Copy out every record below with complete accuracy.

● **Working data**
>>>
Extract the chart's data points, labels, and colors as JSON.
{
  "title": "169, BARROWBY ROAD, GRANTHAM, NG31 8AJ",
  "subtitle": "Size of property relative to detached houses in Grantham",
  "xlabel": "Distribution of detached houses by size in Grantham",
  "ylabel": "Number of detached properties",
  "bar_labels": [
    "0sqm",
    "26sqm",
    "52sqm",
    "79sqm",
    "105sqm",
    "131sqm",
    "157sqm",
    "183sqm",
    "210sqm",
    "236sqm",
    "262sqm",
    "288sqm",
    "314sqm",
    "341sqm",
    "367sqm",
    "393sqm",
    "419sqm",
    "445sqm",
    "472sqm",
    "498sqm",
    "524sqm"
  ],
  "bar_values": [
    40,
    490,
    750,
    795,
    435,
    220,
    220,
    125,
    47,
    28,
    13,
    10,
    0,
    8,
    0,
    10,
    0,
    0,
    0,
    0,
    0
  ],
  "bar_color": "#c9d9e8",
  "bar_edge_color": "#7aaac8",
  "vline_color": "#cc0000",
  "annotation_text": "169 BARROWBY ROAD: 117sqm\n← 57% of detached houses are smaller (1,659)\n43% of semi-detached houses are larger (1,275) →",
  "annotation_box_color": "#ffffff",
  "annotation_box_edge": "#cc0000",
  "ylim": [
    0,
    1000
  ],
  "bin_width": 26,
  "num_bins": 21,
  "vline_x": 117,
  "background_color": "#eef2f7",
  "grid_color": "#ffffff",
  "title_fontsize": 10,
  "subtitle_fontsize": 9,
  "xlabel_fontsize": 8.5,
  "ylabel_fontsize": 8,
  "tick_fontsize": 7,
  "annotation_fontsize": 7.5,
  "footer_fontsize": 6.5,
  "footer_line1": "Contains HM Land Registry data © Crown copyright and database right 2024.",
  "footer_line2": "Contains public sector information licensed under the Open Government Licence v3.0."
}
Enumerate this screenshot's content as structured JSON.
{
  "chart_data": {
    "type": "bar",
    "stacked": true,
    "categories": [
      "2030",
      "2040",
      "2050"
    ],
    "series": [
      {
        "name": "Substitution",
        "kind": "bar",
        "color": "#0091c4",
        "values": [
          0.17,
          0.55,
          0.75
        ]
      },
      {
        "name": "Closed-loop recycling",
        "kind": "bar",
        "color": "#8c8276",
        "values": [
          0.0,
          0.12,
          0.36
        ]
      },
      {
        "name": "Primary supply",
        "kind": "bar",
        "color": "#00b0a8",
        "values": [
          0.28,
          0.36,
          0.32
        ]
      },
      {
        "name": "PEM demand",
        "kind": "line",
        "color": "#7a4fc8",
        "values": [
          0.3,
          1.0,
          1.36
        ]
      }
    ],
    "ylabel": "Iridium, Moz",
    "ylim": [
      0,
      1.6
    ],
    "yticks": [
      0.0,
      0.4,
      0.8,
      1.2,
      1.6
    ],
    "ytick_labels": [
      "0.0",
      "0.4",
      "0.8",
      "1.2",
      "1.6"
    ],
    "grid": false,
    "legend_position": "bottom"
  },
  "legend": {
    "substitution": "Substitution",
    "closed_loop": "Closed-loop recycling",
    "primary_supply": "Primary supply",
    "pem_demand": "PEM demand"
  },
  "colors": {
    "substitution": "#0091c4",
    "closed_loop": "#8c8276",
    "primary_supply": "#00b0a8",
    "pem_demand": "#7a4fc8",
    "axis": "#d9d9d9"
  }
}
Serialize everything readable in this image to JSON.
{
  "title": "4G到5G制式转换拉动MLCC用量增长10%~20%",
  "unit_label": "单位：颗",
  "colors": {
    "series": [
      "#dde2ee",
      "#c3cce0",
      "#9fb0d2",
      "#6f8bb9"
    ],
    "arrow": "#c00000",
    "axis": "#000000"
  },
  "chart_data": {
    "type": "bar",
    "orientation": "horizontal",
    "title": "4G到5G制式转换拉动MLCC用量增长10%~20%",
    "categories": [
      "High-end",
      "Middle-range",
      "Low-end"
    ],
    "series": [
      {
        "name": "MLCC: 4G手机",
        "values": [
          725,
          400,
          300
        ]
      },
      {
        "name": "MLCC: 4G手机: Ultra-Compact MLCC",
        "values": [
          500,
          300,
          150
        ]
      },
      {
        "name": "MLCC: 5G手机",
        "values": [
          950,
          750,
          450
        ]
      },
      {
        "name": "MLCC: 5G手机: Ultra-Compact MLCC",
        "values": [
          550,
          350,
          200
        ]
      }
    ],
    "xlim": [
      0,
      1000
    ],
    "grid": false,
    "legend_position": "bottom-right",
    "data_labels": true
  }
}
<<<
● **Solution for this exercise**
Extract the chart's data points, labels, and colors as JSON.
{
  "title": "169, BARROWBY ROAD, GRANTHAM, NG31 8AJ",
  "subtitle": "Size of property relative to detached houses in Grantham",
  "xlabel": "Distribution of detached houses by size in Grantham",
  "ylabel": "Number of detached properties",
  "bar_labels": [
    "0sqm",
    "26sqm",
    "52sqm",
    "79sqm",
    "105sqm",
    "131sqm",
    "157sqm",
    "183sqm",
    "210sqm",
    "236sqm",
    "262sqm",
    "288sqm",
    "314sqm",
    "341sqm",
    "367sqm",
    "393sqm",
    "419sqm",
    "445sqm",
    "472sqm",
    "498sqm",
    "524sqm"
  ],
  "bar_values": [
    40,
    490,
    750,
    795,
    435,
    220,
    220,
    125,
    47,
    28,
    13,
    10,
    0,
    8,
    0,
    10,
    0,
    0,
    0,
    0,
    0
  ],
  "bar_color": "#c9d9e8",
  "bar_edge_color": "#7aaac8",
  "vline_color": "#cc0000",
  "annotation_text": "169 BARROWBY ROAD: 117sqm\n← 57% of detached houses are smaller (1,659)\n43% of semi-detached houses are larger (1,275) →",
  "annotation_box_color": "#ffffff",
  "annotation_box_edge": "#cc0000",
  "ylim": [
    0,
    1000
  ],
  "bin_width": 26,
  "num_bins": 21,
  "vline_x": 117,
  "background_color": "#eef2f7",
  "grid_color": "#ffffff",
  "title_fontsize": 10,
  "subtitle_fontsize": 9,
  "xlabel_fontsize": 8.5,
  "ylabel_fontsize": 8,
  "tick_fontsize": 7,
  "annotation_fontsize": 7.5,
  "footer_fontsize": 6.5,
  "footer_line1": "Contains HM Land Registry data © Crown copyright and database right 2024.",
  "footer_line2": "Contains public sector information licensed under the Open Government Licence v3.0."
}
Enumerate this screenshot's content as structured JSON.
{
  "chart_data": {
    "type": "bar",
    "stacked": true,
    "categories": [
      "2030",
      "2040",
      "2050"
    ],
    "series": [
      {
        "name": "Substitution",
        "kind": "bar",
        "color": "#0091c4",
        "values": [
          0.17,
          0.55,
          0.75
        ]
      },
      {
        "name": "Closed-loop recycling",
        "kind": "bar",
        "color": "#8c8276",
        "values": [
          0.0,
          0.12,
          0.36
        ]
      },
      {
        "name": "Primary supply",
        "kind": "bar",
        "color": "#00b0a8",
        "values": [
          0.28,
          0.36,
          0.32
        ]
      },
      {
        "name": "PEM demand",
        "kind": "line",
        "color": "#7a4fc8",
        "values": [
          0.3,
          1.0,
          1.36
        ]
      }
    ],
    "ylabel": "Iridium, Moz",
    "ylim": [
      0,
      1.6
    ],
    "yticks": [
      0.0,
      0.4,
      0.8,
      1.2,
      1.6
    ],
    "ytick_labels": [
      "0.0",
      "0.4",
      "0.8",
      "1.2",
      "1.6"
    ],
    "grid": false,
    "legend_position": "bottom"
  },
  "legend": {
    "substitution": "Substitution",
    "closed_loop": "Closed-loop recycling",
    "primary_supply": "Primary supply",
    "pem_demand": "PEM demand"
  },
  "colors": {
    "substitution": "#0091c4",
    "closed_loop": "#8c8276",
    "primary_supply": "#00b0a8",
    "pem_demand": "#7a4fc8",
    "axis": "#d9d9d9"
  }
}
Serialize everything readable in this image to JSON.
{
  "title": "4G到5G制式转换拉动MLCC用量增长10%~20%",
  "unit_label": "单位：颗",
  "colors": {
    "series": [
      "#dde2ee",
      "#c3cce0",
      "#9fb0d2",
      "#6f8bb9"
    ],
    "arrow": "#c00000",
    "axis": "#000000"
  },
  "chart_data": {
    "type": "bar",
    "orientation": "horizontal",
    "title": "4G到5G制式转换拉动MLCC用量增长10%~20%",
    "categories": [
      "High-end",
      "Middle-range",
      "Low-end"
    ],
    "series": [
      {
        "name": "MLCC: 4G手机",
        "values": [
          725,
          400,
          300
        ]
      },
      {
        "name": "MLCC: 4G手机: Ultra-Compact MLCC",
        "values": [
          500,
          300,
          150
        ]
      },
      {
        "name": "MLCC: 5G手机",
        "values": [
          950,
          750,
          450
        ]
      },
      {
        "name": "MLCC: 5G手机: Ultra-Compact MLCC",
        "values": [
          550,
          350,
          200
        ]
      }
    ],
    "xlim": [
      0,
      1000
    ],
    "grid": false,
    "legend_position": "bottom-right",
    "data_labels": true
  }
}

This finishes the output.